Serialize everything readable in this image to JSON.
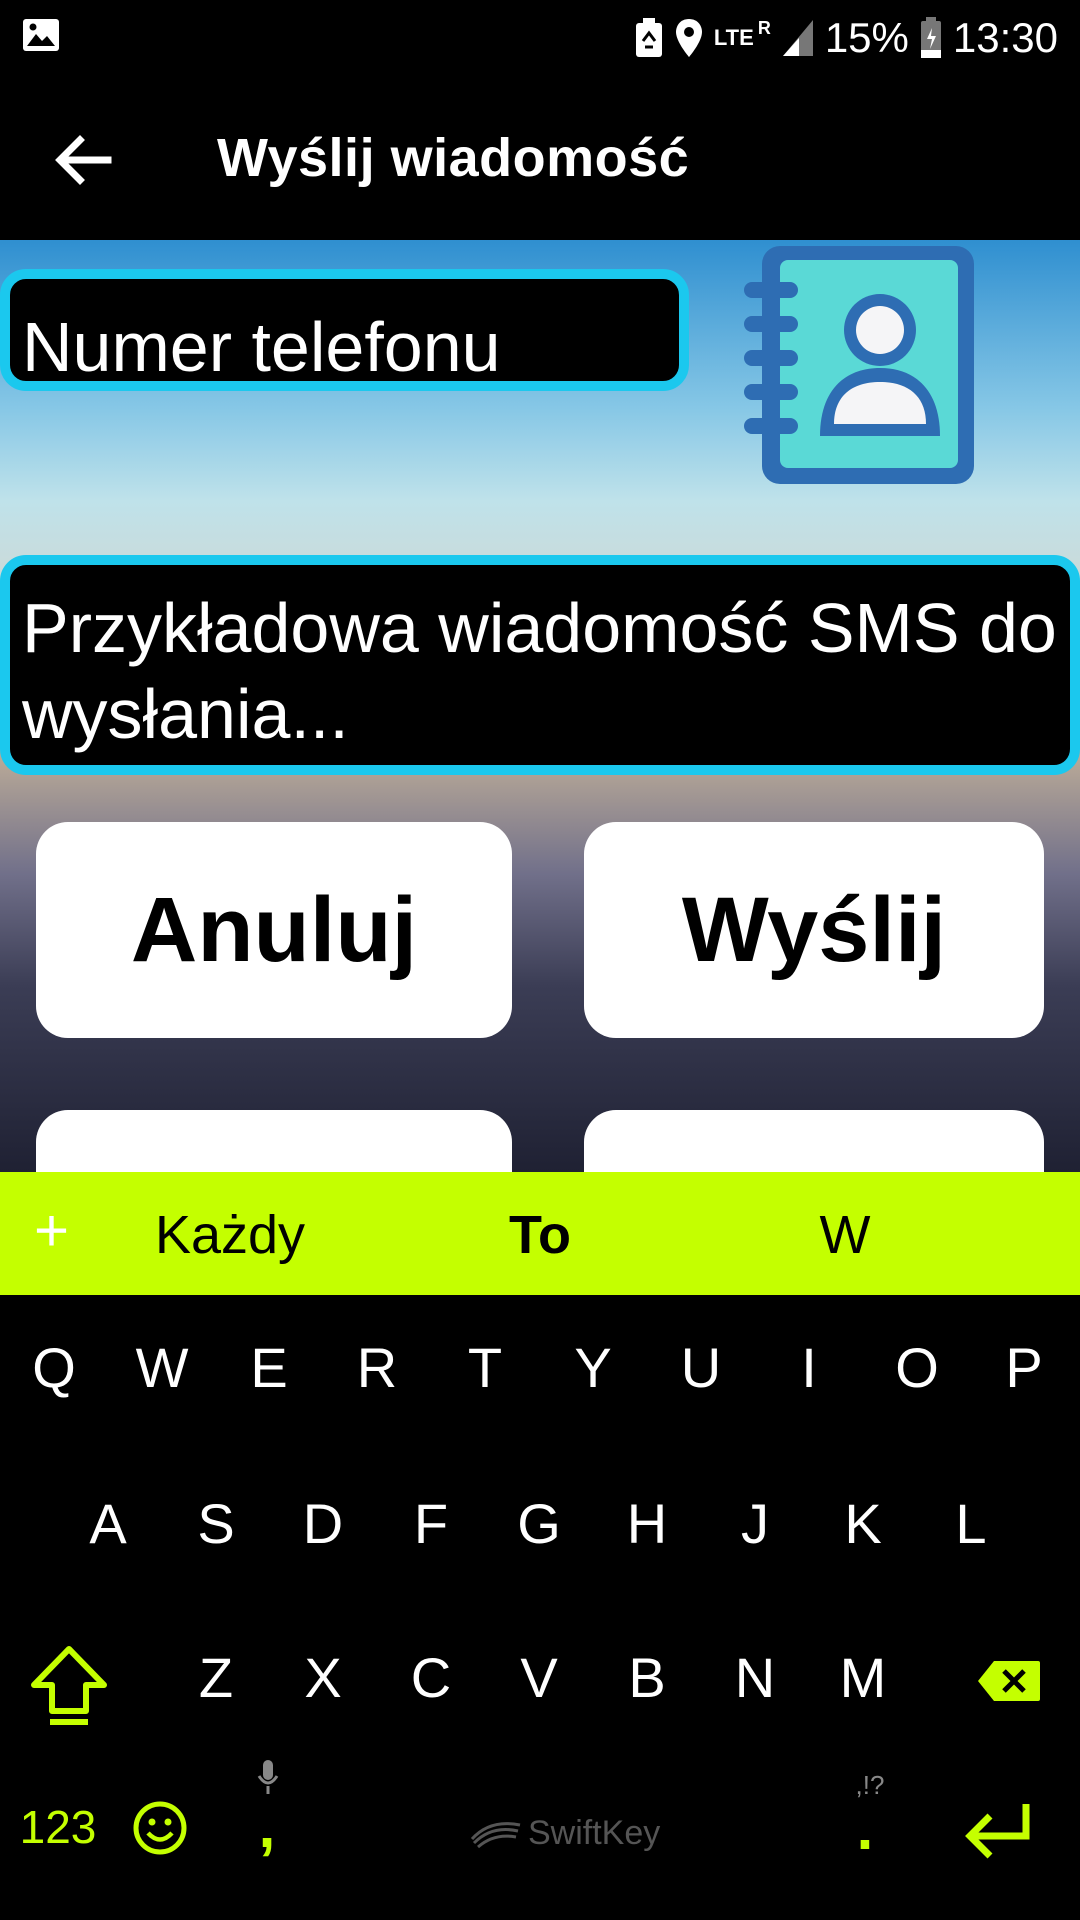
{
  "status_bar": {
    "battery": "15%",
    "time": "13:30",
    "network": "LTE",
    "roaming": "R"
  },
  "app_bar": {
    "title": "Wyślij wiadomość"
  },
  "form": {
    "phone_placeholder": "Numer telefonu",
    "message_text": "Przykładowa wiadomość SMS do wysłania...",
    "cancel_label": "Anuluj",
    "send_label": "Wyślij"
  },
  "keyboard": {
    "suggestions": [
      "Każdy",
      "To",
      "W"
    ],
    "row1": [
      "Q",
      "W",
      "E",
      "R",
      "T",
      "Y",
      "U",
      "I",
      "O",
      "P"
    ],
    "row2": [
      "A",
      "S",
      "D",
      "F",
      "G",
      "H",
      "J",
      "K",
      "L"
    ],
    "row3": [
      "Z",
      "X",
      "C",
      "V",
      "B",
      "N",
      "M"
    ],
    "numbers_label": "123",
    "comma_label": ",",
    "period_label": ".",
    "punct_hint": ",!?",
    "brand": "SwiftKey",
    "accent_color": "#c4ff00"
  },
  "colors": {
    "field_border": "#1bc8ee",
    "icon_teal": "#5ad9d6",
    "icon_blue": "#2e6db3"
  }
}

## WRITTEN PROBLEM
Give solely the number of lines in the data that contain the string "Wyślij".

## RESPONSE FOR THIS EXERCISE
2